**Direction**: Output all of the records exactly as written.
+ + +
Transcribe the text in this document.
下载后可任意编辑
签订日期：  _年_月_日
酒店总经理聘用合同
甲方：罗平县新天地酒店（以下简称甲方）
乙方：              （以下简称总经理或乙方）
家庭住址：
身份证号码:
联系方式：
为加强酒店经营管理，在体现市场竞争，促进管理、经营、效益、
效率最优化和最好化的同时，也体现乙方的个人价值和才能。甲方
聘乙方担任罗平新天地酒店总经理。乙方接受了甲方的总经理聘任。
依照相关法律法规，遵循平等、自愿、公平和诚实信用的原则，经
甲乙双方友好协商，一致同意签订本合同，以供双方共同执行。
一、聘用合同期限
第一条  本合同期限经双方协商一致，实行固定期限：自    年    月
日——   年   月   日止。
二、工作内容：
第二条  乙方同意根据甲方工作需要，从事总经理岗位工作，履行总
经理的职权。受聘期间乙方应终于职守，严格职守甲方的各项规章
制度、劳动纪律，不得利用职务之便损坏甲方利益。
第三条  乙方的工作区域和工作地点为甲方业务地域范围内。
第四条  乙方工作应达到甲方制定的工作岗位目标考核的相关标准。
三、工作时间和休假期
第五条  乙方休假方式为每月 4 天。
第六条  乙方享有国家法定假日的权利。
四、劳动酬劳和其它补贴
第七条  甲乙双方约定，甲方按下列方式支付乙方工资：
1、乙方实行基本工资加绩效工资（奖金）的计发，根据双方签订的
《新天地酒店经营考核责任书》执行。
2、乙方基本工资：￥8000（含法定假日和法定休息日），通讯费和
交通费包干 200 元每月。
+ + +
**The result**:
Transcribe the text in this document.
下载后可任意编辑
签订日期：  _年_月_日
酒店总经理聘用合同
甲方：罗平县新天地酒店（以下简称甲方）
乙方：              （以下简称总经理或乙方）
家庭住址：
身份证号码:
联系方式：
为加强酒店经营管理，在体现市场竞争，促进管理、经营、效益、
效率最优化和最好化的同时，也体现乙方的个人价值和才能。甲方
聘乙方担任罗平新天地酒店总经理。乙方接受了甲方的总经理聘任。
依照相关法律法规，遵循平等、自愿、公平和诚实信用的原则，经
甲乙双方友好协商，一致同意签订本合同，以供双方共同执行。
一、聘用合同期限
第一条  本合同期限经双方协商一致，实行固定期限：自    年    月
日——   年   月   日止。
二、工作内容：
第二条  乙方同意根据甲方工作需要，从事总经理岗位工作，履行总
经理的职权。受聘期间乙方应终于职守，严格职守甲方的各项规章
制度、劳动纪律，不得利用职务之便损坏甲方利益。
第三条  乙方的工作区域和工作地点为甲方业务地域范围内。
第四条  乙方工作应达到甲方制定的工作岗位目标考核的相关标准。
三、工作时间和休假期
第五条  乙方休假方式为每月 4 天。
第六条  乙方享有国家法定假日的权利。
四、劳动酬劳和其它补贴
第七条  甲乙双方约定，甲方按下列方式支付乙方工资：
1、乙方实行基本工资加绩效工资（奖金）的计发，根据双方签订的
《新天地酒店经营考核责任书》执行。
2、乙方基本工资：￥8000（含法定假日和法定休息日），通讯费和
交通费包干 200 元每月。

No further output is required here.